▼

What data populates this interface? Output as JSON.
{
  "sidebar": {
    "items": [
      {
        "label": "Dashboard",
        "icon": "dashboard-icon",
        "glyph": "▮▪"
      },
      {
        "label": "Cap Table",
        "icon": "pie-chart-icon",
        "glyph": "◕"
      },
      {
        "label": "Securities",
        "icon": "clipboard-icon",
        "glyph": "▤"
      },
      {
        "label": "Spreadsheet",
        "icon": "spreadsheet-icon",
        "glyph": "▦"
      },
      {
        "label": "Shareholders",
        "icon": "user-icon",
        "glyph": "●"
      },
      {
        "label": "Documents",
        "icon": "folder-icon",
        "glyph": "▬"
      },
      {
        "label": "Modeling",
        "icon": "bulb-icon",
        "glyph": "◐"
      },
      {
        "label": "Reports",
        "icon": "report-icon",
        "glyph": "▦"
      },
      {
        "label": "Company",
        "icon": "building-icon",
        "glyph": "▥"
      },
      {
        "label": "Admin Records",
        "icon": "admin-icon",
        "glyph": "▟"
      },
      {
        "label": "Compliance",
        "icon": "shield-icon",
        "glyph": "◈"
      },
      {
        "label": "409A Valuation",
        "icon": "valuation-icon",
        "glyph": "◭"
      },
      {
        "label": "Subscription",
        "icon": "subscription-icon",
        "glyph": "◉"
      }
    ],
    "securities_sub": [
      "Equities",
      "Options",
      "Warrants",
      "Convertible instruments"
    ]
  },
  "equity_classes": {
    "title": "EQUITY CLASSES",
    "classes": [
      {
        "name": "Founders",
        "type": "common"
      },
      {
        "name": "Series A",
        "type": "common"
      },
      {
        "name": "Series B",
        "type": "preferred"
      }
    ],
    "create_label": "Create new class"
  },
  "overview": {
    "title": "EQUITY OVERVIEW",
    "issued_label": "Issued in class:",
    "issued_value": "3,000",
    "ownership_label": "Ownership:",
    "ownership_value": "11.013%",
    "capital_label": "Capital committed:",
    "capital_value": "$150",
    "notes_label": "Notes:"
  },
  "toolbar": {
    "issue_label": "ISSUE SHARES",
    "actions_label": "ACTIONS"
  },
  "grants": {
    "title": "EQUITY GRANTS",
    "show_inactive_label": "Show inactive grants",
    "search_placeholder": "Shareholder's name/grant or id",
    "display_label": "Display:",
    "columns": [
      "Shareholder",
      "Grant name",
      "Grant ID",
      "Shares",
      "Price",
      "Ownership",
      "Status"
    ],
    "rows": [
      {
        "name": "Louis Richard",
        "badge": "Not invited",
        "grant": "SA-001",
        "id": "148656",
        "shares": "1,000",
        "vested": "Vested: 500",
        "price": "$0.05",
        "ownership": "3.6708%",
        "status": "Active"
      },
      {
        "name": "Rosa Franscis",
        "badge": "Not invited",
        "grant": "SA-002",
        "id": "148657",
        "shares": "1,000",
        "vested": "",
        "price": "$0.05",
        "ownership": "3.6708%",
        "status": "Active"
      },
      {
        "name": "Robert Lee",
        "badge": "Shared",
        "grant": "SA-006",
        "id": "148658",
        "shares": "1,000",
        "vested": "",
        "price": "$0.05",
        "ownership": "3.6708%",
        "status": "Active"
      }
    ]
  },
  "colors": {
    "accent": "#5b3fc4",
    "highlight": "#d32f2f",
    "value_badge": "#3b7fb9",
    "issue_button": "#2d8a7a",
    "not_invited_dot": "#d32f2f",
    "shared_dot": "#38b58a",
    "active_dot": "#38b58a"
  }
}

▲

*Task brief*: Reproduce each record shown above without altering a single word.

*Reply to the exercise*:
What data populates this interface? Output as JSON.
{
  "sidebar": {
    "items": [
      {
        "label": "Dashboard",
        "icon": "dashboard-icon",
        "glyph": "▮▪"
      },
      {
        "label": "Cap Table",
        "icon": "pie-chart-icon",
        "glyph": "◕"
      },
      {
        "label": "Securities",
        "icon": "clipboard-icon",
        "glyph": "▤"
      },
      {
        "label": "Spreadsheet",
        "icon": "spreadsheet-icon",
        "glyph": "▦"
      },
      {
        "label": "Shareholders",
        "icon": "user-icon",
        "glyph": "●"
      },
      {
        "label": "Documents",
        "icon": "folder-icon",
        "glyph": "▬"
      },
      {
        "label": "Modeling",
        "icon": "bulb-icon",
        "glyph": "◐"
      },
      {
        "label": "Reports",
        "icon": "report-icon",
        "glyph": "▦"
      },
      {
        "label": "Company",
        "icon": "building-icon",
        "glyph": "▥"
      },
      {
        "label": "Admin Records",
        "icon": "admin-icon",
        "glyph": "▟"
      },
      {
        "label": "Compliance",
        "icon": "shield-icon",
        "glyph": "◈"
      },
      {
        "label": "409A Valuation",
        "icon": "valuation-icon",
        "glyph": "◭"
      },
      {
        "label": "Subscription",
        "icon": "subscription-icon",
        "glyph": "◉"
      }
    ],
    "securities_sub": [
      "Equities",
      "Options",
      "Warrants",
      "Convertible instruments"
    ]
  },
  "equity_classes": {
    "title": "EQUITY CLASSES",
    "classes": [
      {
        "name": "Founders",
        "type": "common"
      },
      {
        "name": "Series A",
        "type": "common"
      },
      {
        "name": "Series B",
        "type": "preferred"
      }
    ],
    "create_label": "Create new class"
  },
  "overview": {
    "title": "EQUITY OVERVIEW",
    "issued_label": "Issued in class:",
    "issued_value": "3,000",
    "ownership_label": "Ownership:",
    "ownership_value": "11.013%",
    "capital_label": "Capital committed:",
    "capital_value": "$150",
    "notes_label": "Notes:"
  },
  "toolbar": {
    "issue_label": "ISSUE SHARES",
    "actions_label": "ACTIONS"
  },
  "grants": {
    "title": "EQUITY GRANTS",
    "show_inactive_label": "Show inactive grants",
    "search_placeholder": "Shareholder's name/grant or id",
    "display_label": "Display:",
    "columns": [
      "Shareholder",
      "Grant name",
      "Grant ID",
      "Shares",
      "Price",
      "Ownership",
      "Status"
    ],
    "rows": [
      {
        "name": "Louis Richard",
        "badge": "Not invited",
        "grant": "SA-001",
        "id": "148656",
        "shares": "1,000",
        "vested": "Vested: 500",
        "price": "$0.05",
        "ownership": "3.6708%",
        "status": "Active"
      },
      {
        "name": "Rosa Franscis",
        "badge": "Not invited",
        "grant": "SA-002",
        "id": "148657",
        "shares": "1,000",
        "vested": "",
        "price": "$0.05",
        "ownership": "3.6708%",
        "status": "Active"
      },
      {
        "name": "Robert Lee",
        "badge": "Shared",
        "grant": "SA-006",
        "id": "148658",
        "shares": "1,000",
        "vested": "",
        "price": "$0.05",
        "ownership": "3.6708%",
        "status": "Active"
      }
    ]
  },
  "colors": {
    "accent": "#5b3fc4",
    "highlight": "#d32f2f",
    "value_badge": "#3b7fb9",
    "issue_button": "#2d8a7a",
    "not_invited_dot": "#d32f2f",
    "shared_dot": "#38b58a",
    "active_dot": "#38b58a"
  }
}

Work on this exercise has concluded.